Records taken from a collection:
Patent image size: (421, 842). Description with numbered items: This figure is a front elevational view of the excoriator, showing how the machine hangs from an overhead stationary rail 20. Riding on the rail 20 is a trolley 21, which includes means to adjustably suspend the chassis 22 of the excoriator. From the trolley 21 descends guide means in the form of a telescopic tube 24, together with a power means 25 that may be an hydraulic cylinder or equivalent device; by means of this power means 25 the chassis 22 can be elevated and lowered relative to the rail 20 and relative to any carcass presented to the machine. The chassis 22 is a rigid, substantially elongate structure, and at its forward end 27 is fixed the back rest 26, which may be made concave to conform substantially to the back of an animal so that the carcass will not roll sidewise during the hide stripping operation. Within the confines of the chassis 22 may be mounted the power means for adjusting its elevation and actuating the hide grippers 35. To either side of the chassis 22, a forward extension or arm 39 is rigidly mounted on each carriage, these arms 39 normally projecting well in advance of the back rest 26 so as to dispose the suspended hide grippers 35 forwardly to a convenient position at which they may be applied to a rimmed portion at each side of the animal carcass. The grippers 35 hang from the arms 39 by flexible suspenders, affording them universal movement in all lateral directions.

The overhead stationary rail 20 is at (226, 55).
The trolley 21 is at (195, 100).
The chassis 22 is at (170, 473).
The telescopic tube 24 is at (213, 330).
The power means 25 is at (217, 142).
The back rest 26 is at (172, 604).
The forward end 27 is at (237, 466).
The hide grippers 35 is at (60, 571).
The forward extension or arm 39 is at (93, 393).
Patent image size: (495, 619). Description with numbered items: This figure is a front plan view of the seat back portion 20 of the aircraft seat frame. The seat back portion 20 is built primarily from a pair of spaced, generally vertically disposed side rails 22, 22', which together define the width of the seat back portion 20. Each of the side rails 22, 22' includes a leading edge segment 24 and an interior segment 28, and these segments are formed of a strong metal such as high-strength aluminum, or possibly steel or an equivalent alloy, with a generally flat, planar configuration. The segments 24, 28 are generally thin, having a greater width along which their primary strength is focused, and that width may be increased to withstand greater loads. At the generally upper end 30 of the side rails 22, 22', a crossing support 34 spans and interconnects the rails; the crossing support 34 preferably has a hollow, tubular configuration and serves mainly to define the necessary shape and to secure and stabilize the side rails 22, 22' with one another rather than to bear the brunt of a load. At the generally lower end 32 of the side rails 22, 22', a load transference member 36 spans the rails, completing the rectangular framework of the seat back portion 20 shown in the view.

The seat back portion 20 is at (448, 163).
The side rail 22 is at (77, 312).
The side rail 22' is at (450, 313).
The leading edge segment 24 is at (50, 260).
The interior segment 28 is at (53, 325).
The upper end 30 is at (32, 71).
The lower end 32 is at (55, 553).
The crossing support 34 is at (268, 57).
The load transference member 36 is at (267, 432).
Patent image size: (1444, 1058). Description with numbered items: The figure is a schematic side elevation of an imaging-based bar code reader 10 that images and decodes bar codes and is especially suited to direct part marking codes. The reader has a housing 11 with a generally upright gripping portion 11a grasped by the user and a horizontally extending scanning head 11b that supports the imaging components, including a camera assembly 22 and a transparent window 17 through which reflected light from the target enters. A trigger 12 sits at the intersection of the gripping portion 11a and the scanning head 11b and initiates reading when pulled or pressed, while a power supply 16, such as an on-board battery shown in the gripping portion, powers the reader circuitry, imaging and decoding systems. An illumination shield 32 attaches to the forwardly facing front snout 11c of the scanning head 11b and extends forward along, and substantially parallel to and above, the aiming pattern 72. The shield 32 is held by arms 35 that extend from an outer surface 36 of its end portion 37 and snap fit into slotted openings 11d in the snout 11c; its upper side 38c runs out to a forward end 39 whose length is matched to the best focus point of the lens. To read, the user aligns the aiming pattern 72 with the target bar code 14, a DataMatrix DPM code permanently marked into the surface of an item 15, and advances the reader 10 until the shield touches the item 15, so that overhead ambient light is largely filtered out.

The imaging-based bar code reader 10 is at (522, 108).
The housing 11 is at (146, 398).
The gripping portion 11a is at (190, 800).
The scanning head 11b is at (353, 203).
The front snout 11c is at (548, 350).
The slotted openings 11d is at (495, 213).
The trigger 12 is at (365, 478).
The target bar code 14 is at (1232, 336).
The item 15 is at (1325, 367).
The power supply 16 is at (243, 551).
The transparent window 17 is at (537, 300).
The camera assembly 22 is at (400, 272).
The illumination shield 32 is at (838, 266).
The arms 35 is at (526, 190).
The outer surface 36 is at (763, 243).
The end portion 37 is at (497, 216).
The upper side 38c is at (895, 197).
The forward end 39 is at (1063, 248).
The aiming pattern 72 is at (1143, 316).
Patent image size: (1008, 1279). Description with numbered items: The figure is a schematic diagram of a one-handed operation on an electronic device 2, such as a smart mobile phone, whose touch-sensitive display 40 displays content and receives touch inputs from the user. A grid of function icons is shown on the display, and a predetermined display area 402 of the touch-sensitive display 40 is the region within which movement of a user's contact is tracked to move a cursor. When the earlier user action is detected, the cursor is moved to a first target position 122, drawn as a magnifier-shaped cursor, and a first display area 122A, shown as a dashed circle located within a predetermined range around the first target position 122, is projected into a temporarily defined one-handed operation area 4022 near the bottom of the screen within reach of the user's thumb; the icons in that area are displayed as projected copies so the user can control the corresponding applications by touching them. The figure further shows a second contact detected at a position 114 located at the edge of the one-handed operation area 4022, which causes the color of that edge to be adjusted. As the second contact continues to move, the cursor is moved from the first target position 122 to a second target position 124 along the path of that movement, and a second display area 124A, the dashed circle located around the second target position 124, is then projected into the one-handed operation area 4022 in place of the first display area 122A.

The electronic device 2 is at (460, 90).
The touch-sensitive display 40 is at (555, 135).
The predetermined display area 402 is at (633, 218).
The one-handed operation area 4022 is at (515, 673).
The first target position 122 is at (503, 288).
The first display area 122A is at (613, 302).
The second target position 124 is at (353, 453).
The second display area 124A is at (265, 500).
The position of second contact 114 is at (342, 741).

_EXERCISE DESCRIPTION_
Repeat every line of the records above word for word.

_EXERCISE RESULT_
Patent image size: (421, 842). Description with numbered items: This figure is a front elevational view of the excoriator, showing how the machine hangs from an overhead stationary rail 20. Riding on the rail 20 is a trolley 21, which includes means to adjustably suspend the chassis 22 of the excoriator. From the trolley 21 descends guide means in the form of a telescopic tube 24, together with a power means 25 that may be an hydraulic cylinder or equivalent device; by means of this power means 25 the chassis 22 can be elevated and lowered relative to the rail 20 and relative to any carcass presented to the machine. The chassis 22 is a rigid, substantially elongate structure, and at its forward end 27 is fixed the back rest 26, which may be made concave to conform substantially to the back of an animal so that the carcass will not roll sidewise during the hide stripping operation. Within the confines of the chassis 22 may be mounted the power means for adjusting its elevation and actuating the hide grippers 35. To either side of the chassis 22, a forward extension or arm 39 is rigidly mounted on each carriage, these arms 39 normally projecting well in advance of the back rest 26 so as to dispose the suspended hide grippers 35 forwardly to a convenient position at which they may be applied to a rimmed portion at each side of the animal carcass. The grippers 35 hang from the arms 39 by flexible suspenders, affording them universal movement in all lateral directions.

The overhead stationary rail 20 is at (226, 55).
The trolley 21 is at (195, 100).
The chassis 22 is at (170, 473).
The telescopic tube 24 is at (213, 330).
The power means 25 is at (217, 142).
The back rest 26 is at (172, 604).
The forward end 27 is at (237, 466).
The hide grippers 35 is at (60, 571).
The forward extension or arm 39 is at (93, 393).
Patent image size: (495, 619). Description with numbered items: This figure is a front plan view of the seat back portion 20 of the aircraft seat frame. The seat back portion 20 is built primarily from a pair of spaced, generally vertically disposed side rails 22, 22', which together define the width of the seat back portion 20. Each of the side rails 22, 22' includes a leading edge segment 24 and an interior segment 28, and these segments are formed of a strong metal such as high-strength aluminum, or possibly steel or an equivalent alloy, with a generally flat, planar configuration. The segments 24, 28 are generally thin, having a greater width along which their primary strength is focused, and that width may be increased to withstand greater loads. At the generally upper end 30 of the side rails 22, 22', a crossing support 34 spans and interconnects the rails; the crossing support 34 preferably has a hollow, tubular configuration and serves mainly to define the necessary shape and to secure and stabilize the side rails 22, 22' with one another rather than to bear the brunt of a load. At the generally lower end 32 of the side rails 22, 22', a load transference member 36 spans the rails, completing the rectangular framework of the seat back portion 20 shown in the view.

The seat back portion 20 is at (448, 163).
The side rail 22 is at (77, 312).
The side rail 22' is at (450, 313).
The leading edge segment 24 is at (50, 260).
The interior segment 28 is at (53, 325).
The upper end 30 is at (32, 71).
The lower end 32 is at (55, 553).
The crossing support 34 is at (268, 57).
The load transference member 36 is at (267, 432).
Patent image size: (1444, 1058). Description with numbered items: The figure is a schematic side elevation of an imaging-based bar code reader 10 that images and decodes bar codes and is especially suited to direct part marking codes. The reader has a housing 11 with a generally upright gripping portion 11a grasped by the user and a horizontally extending scanning head 11b that supports the imaging components, including a camera assembly 22 and a transparent window 17 through which reflected light from the target enters. A trigger 12 sits at the intersection of the gripping portion 11a and the scanning head 11b and initiates reading when pulled or pressed, while a power supply 16, such as an on-board battery shown in the gripping portion, powers the reader circuitry, imaging and decoding systems. An illumination shield 32 attaches to the forwardly facing front snout 11c of the scanning head 11b and extends forward along, and substantially parallel to and above, the aiming pattern 72. The shield 32 is held by arms 35 that extend from an outer surface 36 of its end portion 37 and snap fit into slotted openings 11d in the snout 11c; its upper side 38c runs out to a forward end 39 whose length is matched to the best focus point of the lens. To read, the user aligns the aiming pattern 72 with the target bar code 14, a DataMatrix DPM code permanently marked into the surface of an item 15, and advances the reader 10 until the shield touches the item 15, so that overhead ambient light is largely filtered out.

The imaging-based bar code reader 10 is at (522, 108).
The housing 11 is at (146, 398).
The gripping portion 11a is at (190, 800).
The scanning head 11b is at (353, 203).
The front snout 11c is at (548, 350).
The slotted openings 11d is at (495, 213).
The trigger 12 is at (365, 478).
The target bar code 14 is at (1232, 336).
The item 15 is at (1325, 367).
The power supply 16 is at (243, 551).
The transparent window 17 is at (537, 300).
The camera assembly 22 is at (400, 272).
The illumination shield 32 is at (838, 266).
The arms 35 is at (526, 190).
The outer surface 36 is at (763, 243).
The end portion 37 is at (497, 216).
The upper side 38c is at (895, 197).
The forward end 39 is at (1063, 248).
The aiming pattern 72 is at (1143, 316).
Patent image size: (1008, 1279). Description with numbered items: The figure is a schematic diagram of a one-handed operation on an electronic device 2, such as a smart mobile phone, whose touch-sensitive display 40 displays content and receives touch inputs from the user. A grid of function icons is shown on the display, and a predetermined display area 402 of the touch-sensitive display 40 is the region within which movement of a user's contact is tracked to move a cursor. When the earlier user action is detected, the cursor is moved to a first target position 122, drawn as a magnifier-shaped cursor, and a first display area 122A, shown as a dashed circle located within a predetermined range around the first target position 122, is projected into a temporarily defined one-handed operation area 4022 near the bottom of the screen within reach of the user's thumb; the icons in that area are displayed as projected copies so the user can control the corresponding applications by touching them. The figure further shows a second contact detected at a position 114 located at the edge of the one-handed operation area 4022, which causes the color of that edge to be adjusted. As the second contact continues to move, the cursor is moved from the first target position 122 to a second target position 124 along the path of that movement, and a second display area 124A, the dashed circle located around the second target position 124, is then projected into the one-handed operation area 4022 in place of the first display area 122A.

The electronic device 2 is at (460, 90).
The touch-sensitive display 40 is at (555, 135).
The predetermined display area 402 is at (633, 218).
The one-handed operation area 4022 is at (515, 673).
The first target position 122 is at (503, 288).
The first display area 122A is at (613, 302).
The second target position 124 is at (353, 453).
The second display area 124A is at (265, 500).
The position of second contact 114 is at (342, 741).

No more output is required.